YOUR INSTRUCTIONS: For the copy, please give all of the data again exactly and leave the pictures out.

DATASET CONTENT:
·····

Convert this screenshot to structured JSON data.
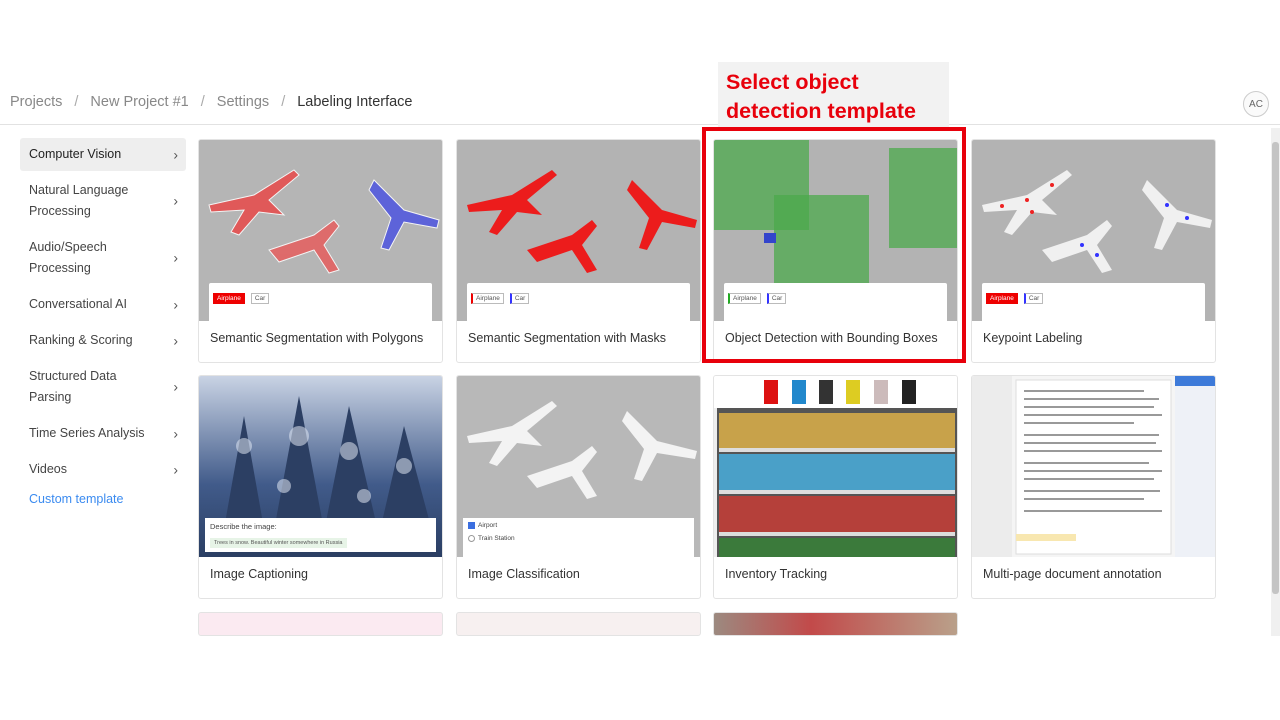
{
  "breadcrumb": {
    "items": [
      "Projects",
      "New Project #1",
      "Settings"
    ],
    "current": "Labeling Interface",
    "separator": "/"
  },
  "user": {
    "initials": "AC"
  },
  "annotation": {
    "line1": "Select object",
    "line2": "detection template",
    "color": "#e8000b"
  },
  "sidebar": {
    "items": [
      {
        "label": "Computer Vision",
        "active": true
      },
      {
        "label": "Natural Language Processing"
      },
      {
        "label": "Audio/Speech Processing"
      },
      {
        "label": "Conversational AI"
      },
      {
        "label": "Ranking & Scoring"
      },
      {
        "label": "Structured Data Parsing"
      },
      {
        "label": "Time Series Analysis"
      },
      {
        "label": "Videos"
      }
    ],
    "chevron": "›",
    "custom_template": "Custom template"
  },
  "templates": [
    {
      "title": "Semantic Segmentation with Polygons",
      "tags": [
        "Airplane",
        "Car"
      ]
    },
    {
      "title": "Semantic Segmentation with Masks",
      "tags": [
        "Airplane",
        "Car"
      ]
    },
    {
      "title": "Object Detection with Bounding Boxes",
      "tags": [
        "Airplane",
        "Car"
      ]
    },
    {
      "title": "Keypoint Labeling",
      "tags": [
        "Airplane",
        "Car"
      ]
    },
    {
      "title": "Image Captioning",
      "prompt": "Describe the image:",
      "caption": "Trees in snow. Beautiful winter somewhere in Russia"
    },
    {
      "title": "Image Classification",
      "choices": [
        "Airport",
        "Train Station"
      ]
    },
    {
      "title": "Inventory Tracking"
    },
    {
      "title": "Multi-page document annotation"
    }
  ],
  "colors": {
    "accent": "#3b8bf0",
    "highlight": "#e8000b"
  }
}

·····

RESULT OF THIS TASK:
Convert this screenshot to structured JSON data.
{
  "breadcrumb": {
    "items": [
      "Projects",
      "New Project #1",
      "Settings"
    ],
    "current": "Labeling Interface",
    "separator": "/"
  },
  "user": {
    "initials": "AC"
  },
  "annotation": {
    "line1": "Select object",
    "line2": "detection template",
    "color": "#e8000b"
  },
  "sidebar": {
    "items": [
      {
        "label": "Computer Vision",
        "active": true
      },
      {
        "label": "Natural Language Processing"
      },
      {
        "label": "Audio/Speech Processing"
      },
      {
        "label": "Conversational AI"
      },
      {
        "label": "Ranking & Scoring"
      },
      {
        "label": "Structured Data Parsing"
      },
      {
        "label": "Time Series Analysis"
      },
      {
        "label": "Videos"
      }
    ],
    "chevron": "›",
    "custom_template": "Custom template"
  },
  "templates": [
    {
      "title": "Semantic Segmentation with Polygons",
      "tags": [
        "Airplane",
        "Car"
      ]
    },
    {
      "title": "Semantic Segmentation with Masks",
      "tags": [
        "Airplane",
        "Car"
      ]
    },
    {
      "title": "Object Detection with Bounding Boxes",
      "tags": [
        "Airplane",
        "Car"
      ]
    },
    {
      "title": "Keypoint Labeling",
      "tags": [
        "Airplane",
        "Car"
      ]
    },
    {
      "title": "Image Captioning",
      "prompt": "Describe the image:",
      "caption": "Trees in snow. Beautiful winter somewhere in Russia"
    },
    {
      "title": "Image Classification",
      "choices": [
        "Airport",
        "Train Station"
      ]
    },
    {
      "title": "Inventory Tracking"
    },
    {
      "title": "Multi-page document annotation"
    }
  ],
  "colors": {
    "accent": "#3b8bf0",
    "highlight": "#e8000b"
  }
}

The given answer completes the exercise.